§ Given instruction:
Repeat the material word for word, starting at its first line and ending with the line that contains "svg-text:TRANSPARENTE h=100cm: TRANSPARENTE", including both of those lines.

§ Data for this exercise:
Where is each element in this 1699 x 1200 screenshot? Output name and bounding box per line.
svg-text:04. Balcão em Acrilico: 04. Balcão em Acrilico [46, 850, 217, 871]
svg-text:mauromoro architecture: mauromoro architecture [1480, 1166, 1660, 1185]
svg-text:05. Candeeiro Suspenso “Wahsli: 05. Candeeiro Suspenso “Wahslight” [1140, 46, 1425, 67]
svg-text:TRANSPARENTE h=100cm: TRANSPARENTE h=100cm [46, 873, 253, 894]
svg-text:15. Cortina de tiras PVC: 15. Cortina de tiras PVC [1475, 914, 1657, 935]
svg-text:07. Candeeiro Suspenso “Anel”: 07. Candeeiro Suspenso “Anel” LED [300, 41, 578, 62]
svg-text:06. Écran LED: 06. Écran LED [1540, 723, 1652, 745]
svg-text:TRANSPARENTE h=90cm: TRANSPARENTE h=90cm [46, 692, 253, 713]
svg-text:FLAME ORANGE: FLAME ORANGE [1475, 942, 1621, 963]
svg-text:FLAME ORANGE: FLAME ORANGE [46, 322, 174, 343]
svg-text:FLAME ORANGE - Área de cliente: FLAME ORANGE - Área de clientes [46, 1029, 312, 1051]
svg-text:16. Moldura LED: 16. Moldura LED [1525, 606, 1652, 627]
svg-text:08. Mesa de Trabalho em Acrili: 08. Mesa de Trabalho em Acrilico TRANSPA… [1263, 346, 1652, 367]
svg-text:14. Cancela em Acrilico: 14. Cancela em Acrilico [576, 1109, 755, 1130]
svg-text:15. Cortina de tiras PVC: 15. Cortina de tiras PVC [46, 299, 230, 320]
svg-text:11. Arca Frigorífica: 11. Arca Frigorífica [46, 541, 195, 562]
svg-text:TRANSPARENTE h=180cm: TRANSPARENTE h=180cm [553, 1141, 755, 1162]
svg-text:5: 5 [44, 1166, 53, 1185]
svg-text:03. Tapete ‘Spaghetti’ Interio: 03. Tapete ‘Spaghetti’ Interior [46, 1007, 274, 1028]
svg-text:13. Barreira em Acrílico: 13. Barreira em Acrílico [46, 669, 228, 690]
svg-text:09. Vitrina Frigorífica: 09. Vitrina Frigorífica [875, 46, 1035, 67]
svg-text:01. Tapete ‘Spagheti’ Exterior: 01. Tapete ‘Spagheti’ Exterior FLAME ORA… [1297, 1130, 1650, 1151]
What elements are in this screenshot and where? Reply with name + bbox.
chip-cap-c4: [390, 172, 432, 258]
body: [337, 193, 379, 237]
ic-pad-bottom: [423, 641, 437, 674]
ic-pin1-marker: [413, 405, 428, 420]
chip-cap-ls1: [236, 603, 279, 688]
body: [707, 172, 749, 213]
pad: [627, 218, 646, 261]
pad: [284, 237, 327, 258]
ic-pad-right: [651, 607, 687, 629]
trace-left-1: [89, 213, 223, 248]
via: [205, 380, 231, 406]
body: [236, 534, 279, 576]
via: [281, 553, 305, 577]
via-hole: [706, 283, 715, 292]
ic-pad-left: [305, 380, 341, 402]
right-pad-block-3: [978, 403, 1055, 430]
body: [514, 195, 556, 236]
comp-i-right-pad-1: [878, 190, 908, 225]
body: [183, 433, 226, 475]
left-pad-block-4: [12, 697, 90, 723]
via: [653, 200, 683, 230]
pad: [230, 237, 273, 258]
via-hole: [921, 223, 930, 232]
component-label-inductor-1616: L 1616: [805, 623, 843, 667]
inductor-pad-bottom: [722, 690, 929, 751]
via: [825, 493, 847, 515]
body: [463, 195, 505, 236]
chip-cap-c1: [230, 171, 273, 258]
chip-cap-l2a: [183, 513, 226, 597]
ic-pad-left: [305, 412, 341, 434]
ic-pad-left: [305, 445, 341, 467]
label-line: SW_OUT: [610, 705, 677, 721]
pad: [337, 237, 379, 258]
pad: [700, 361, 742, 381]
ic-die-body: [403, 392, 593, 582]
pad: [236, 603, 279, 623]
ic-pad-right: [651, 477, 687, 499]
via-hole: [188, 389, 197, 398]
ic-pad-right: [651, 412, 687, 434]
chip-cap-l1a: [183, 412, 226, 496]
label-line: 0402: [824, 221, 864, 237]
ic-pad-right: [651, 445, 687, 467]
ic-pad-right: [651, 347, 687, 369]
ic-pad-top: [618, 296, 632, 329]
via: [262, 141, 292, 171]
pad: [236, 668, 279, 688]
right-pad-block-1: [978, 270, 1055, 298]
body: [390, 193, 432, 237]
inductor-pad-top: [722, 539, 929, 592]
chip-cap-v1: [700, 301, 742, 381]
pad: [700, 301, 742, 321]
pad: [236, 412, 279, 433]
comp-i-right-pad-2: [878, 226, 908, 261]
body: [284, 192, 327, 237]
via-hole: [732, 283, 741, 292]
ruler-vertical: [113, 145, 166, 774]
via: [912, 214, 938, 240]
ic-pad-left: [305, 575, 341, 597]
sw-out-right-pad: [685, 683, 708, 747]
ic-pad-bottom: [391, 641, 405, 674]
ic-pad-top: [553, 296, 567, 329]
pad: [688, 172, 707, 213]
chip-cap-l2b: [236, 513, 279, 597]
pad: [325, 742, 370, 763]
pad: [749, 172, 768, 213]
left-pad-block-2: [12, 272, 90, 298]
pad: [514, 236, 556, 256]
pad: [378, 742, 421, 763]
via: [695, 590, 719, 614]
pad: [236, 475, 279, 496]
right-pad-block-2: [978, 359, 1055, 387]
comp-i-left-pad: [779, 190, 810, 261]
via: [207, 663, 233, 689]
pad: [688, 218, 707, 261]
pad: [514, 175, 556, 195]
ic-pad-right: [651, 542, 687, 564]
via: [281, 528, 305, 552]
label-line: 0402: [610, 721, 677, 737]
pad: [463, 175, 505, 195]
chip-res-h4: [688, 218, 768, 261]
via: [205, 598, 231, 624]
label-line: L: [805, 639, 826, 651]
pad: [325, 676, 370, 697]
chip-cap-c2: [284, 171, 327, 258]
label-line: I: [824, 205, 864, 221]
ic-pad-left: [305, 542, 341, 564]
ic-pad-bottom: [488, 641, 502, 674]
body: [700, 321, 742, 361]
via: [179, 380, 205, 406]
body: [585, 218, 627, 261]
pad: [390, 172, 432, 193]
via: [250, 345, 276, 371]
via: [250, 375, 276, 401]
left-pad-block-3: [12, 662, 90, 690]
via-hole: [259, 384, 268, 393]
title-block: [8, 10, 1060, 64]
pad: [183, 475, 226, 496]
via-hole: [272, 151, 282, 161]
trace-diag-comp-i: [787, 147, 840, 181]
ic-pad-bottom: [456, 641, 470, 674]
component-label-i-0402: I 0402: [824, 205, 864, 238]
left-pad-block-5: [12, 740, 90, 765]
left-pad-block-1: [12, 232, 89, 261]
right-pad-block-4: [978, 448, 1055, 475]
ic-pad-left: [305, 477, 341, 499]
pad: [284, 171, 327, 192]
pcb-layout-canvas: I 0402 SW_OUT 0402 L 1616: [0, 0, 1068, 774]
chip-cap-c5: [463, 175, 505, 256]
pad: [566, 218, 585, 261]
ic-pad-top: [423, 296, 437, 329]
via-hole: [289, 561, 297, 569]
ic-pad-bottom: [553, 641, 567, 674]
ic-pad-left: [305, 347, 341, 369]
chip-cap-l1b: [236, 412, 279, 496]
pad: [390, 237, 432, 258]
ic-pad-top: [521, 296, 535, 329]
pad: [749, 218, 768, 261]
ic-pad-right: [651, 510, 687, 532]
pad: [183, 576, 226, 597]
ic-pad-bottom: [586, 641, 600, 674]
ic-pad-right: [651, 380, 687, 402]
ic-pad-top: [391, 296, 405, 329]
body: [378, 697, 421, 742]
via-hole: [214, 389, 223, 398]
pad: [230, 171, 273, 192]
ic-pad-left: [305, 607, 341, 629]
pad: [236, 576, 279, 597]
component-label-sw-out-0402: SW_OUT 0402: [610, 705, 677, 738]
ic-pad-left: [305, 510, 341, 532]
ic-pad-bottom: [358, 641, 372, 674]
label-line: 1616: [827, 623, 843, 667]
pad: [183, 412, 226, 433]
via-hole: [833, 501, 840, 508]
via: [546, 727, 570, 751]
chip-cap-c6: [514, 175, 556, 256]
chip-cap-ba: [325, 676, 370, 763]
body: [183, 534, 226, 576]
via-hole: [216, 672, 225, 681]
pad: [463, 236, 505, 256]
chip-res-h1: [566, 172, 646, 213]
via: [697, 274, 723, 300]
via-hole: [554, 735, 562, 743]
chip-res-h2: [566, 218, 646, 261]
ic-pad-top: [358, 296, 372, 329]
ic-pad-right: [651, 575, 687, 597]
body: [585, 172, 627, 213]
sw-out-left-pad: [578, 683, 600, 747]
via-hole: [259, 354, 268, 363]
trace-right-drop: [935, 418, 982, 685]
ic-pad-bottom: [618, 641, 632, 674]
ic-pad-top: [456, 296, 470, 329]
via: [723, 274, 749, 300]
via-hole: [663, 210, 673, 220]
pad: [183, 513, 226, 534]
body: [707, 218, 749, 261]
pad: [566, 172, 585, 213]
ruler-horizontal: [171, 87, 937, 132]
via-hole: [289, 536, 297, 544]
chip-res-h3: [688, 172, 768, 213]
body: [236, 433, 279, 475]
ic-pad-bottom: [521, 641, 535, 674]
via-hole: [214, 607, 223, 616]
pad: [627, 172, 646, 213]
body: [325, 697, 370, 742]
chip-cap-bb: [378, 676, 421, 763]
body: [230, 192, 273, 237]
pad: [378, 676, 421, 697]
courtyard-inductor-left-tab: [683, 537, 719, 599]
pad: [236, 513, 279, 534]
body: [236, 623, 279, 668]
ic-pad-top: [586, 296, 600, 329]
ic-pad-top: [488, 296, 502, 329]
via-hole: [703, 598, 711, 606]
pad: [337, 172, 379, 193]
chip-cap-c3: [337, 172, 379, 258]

§ Exercise result:
Where is each element in this 1699 x 1200 screenshot? Output name and bounding box per line.
svg-text:04. Balcão em Acrilico: 04. Balcão em Acrilico [46, 850, 217, 871]
svg-text:mauromoro architecture: mauromoro architecture [1480, 1166, 1660, 1185]
svg-text:05. Candeeiro Suspenso “Wahsli: 05. Candeeiro Suspenso “Wahslight” [1140, 46, 1425, 67]
svg-text:TRANSPARENTE h=100cm: TRANSPARENTE h=100cm [46, 873, 253, 894]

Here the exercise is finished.